● WRITTEN INSTRUCTION
Some lines of these records may hold the word "name"; state how many, using only the number.

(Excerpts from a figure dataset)
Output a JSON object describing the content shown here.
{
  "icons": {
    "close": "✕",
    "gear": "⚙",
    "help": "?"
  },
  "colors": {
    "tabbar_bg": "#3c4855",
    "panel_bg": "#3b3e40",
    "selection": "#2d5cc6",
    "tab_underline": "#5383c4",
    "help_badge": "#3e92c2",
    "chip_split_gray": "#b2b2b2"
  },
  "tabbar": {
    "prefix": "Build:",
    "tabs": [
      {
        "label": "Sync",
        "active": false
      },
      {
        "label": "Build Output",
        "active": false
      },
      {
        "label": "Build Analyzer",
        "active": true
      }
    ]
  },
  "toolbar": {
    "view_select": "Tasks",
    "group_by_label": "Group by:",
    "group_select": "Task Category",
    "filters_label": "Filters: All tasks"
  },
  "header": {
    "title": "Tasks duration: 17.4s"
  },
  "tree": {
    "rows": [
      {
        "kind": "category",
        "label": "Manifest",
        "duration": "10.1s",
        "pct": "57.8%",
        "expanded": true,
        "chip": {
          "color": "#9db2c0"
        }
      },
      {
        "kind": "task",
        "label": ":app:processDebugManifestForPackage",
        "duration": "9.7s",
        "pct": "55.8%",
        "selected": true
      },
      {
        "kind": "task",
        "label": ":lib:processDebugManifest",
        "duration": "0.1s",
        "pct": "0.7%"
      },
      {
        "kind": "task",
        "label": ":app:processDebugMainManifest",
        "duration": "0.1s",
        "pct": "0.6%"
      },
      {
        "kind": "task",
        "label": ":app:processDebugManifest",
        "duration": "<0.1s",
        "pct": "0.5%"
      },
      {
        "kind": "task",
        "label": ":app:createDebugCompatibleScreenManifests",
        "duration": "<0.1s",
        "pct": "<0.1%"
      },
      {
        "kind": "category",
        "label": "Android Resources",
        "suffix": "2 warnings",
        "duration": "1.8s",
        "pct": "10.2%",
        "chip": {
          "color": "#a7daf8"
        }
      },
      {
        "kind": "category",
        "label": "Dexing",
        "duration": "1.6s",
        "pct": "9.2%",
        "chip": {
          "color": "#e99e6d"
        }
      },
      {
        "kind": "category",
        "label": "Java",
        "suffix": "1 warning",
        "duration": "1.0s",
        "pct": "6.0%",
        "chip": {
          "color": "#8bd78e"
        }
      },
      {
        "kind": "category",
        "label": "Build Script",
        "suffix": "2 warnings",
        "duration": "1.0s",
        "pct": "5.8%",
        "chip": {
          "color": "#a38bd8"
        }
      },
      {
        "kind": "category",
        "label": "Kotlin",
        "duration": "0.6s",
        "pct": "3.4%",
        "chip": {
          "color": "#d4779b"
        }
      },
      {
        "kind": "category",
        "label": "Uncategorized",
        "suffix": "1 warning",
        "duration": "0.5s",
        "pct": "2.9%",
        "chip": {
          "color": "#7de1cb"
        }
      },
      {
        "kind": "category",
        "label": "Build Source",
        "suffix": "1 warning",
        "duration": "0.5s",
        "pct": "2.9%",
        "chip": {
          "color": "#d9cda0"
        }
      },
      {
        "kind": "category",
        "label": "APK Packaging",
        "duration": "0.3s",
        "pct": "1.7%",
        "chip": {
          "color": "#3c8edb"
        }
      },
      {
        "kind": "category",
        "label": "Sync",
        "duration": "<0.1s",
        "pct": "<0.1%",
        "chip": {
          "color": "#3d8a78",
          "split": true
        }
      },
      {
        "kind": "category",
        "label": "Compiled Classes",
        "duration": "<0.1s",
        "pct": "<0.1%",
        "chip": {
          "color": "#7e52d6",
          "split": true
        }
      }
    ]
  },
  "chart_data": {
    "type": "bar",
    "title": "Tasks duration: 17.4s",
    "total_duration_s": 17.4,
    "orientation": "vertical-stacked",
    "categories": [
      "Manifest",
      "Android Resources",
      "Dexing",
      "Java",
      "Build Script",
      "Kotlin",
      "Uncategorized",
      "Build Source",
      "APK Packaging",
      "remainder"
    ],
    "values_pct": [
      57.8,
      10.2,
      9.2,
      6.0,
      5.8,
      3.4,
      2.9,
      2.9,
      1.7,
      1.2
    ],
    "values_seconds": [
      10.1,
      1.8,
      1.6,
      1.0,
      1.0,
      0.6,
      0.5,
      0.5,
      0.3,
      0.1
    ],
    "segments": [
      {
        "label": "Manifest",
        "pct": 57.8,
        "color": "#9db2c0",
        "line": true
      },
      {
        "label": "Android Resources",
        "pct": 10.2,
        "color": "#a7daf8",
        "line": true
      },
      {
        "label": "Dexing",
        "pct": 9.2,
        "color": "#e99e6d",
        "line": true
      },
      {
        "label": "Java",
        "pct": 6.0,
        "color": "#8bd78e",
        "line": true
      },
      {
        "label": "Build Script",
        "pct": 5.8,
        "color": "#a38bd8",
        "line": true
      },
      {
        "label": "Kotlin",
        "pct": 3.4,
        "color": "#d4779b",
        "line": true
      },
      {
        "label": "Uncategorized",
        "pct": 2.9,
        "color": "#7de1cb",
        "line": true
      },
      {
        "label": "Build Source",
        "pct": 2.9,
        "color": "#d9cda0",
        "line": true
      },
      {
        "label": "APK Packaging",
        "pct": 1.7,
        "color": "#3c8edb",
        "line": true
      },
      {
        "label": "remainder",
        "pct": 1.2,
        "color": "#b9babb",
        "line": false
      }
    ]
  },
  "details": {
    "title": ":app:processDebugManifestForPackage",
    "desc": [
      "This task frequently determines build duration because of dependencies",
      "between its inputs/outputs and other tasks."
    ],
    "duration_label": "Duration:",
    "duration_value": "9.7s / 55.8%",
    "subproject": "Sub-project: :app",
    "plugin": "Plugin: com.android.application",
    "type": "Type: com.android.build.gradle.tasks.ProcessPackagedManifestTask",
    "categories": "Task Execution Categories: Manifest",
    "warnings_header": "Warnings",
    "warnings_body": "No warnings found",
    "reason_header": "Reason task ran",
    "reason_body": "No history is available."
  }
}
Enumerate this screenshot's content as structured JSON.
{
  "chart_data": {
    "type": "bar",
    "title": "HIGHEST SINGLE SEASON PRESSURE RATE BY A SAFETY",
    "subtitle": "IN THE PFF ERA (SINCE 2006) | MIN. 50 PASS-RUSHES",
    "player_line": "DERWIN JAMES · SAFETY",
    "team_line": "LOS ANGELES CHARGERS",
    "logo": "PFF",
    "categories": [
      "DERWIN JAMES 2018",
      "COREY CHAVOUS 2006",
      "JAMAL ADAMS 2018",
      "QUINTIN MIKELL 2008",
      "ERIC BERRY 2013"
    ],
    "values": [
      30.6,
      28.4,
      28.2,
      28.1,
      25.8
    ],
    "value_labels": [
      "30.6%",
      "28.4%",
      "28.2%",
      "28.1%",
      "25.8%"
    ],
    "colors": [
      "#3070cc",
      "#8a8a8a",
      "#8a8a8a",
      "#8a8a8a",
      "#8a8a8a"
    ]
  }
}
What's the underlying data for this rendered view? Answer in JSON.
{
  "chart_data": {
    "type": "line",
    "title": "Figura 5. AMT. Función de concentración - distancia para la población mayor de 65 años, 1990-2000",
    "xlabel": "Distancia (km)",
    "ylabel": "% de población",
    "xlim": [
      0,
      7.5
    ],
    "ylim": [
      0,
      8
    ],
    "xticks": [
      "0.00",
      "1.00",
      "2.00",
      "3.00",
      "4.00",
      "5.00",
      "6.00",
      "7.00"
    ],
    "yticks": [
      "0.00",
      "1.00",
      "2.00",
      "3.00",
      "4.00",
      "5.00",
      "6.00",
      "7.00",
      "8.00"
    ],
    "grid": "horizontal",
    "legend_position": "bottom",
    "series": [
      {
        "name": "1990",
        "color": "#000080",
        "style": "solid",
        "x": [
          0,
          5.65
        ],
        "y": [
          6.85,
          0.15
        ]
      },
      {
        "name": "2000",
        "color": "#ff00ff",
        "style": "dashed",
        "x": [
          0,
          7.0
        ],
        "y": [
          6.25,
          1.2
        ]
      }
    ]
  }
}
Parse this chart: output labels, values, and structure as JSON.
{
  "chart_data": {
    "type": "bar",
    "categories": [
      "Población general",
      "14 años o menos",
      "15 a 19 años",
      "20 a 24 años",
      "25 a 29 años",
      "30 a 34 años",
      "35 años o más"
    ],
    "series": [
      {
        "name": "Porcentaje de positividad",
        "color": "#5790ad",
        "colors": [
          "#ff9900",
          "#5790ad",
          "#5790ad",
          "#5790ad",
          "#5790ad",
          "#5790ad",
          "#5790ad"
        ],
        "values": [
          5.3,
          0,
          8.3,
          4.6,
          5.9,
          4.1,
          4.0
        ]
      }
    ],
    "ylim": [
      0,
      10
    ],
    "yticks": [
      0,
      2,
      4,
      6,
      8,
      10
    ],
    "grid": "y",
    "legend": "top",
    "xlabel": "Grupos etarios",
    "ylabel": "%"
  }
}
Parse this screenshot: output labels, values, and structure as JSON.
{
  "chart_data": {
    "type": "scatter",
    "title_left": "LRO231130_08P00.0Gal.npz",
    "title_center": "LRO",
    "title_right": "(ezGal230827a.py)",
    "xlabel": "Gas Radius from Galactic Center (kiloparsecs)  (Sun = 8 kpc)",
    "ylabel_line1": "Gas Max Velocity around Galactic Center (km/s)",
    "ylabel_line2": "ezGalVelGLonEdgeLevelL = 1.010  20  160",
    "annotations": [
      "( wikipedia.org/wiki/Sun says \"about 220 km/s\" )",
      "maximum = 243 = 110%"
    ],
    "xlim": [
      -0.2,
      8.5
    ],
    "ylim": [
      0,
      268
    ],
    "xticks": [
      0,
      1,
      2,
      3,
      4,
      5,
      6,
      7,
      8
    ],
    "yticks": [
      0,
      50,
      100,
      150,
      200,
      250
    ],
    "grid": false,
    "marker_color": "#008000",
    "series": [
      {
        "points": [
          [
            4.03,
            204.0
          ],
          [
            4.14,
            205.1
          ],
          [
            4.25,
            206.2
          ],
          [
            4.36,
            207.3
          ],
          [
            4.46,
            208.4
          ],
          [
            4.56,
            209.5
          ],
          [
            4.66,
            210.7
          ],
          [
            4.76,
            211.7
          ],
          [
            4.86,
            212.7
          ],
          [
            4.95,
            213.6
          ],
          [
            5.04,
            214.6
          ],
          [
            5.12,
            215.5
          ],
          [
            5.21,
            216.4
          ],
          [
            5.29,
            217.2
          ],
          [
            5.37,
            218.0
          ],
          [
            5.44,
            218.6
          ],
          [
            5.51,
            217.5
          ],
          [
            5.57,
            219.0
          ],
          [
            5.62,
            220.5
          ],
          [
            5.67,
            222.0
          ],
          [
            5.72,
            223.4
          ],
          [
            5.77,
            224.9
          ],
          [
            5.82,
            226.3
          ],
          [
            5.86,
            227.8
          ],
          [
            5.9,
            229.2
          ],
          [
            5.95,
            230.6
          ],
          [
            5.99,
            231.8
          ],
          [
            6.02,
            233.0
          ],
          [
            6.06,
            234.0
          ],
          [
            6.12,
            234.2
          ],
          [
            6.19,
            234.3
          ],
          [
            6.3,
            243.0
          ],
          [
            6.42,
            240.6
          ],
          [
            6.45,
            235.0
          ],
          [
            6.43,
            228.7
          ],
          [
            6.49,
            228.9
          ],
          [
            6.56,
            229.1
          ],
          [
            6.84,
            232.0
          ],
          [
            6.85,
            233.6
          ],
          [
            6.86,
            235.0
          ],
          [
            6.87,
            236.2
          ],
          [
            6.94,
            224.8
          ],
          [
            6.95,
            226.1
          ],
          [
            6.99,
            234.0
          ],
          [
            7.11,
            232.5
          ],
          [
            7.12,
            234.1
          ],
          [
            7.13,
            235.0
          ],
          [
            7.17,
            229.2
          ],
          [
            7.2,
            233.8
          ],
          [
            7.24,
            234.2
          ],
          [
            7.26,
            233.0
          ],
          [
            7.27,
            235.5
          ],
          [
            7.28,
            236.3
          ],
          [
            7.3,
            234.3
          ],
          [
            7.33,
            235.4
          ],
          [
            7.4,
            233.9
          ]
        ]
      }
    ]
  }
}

● SOLUTION TO THE PROBLEM
3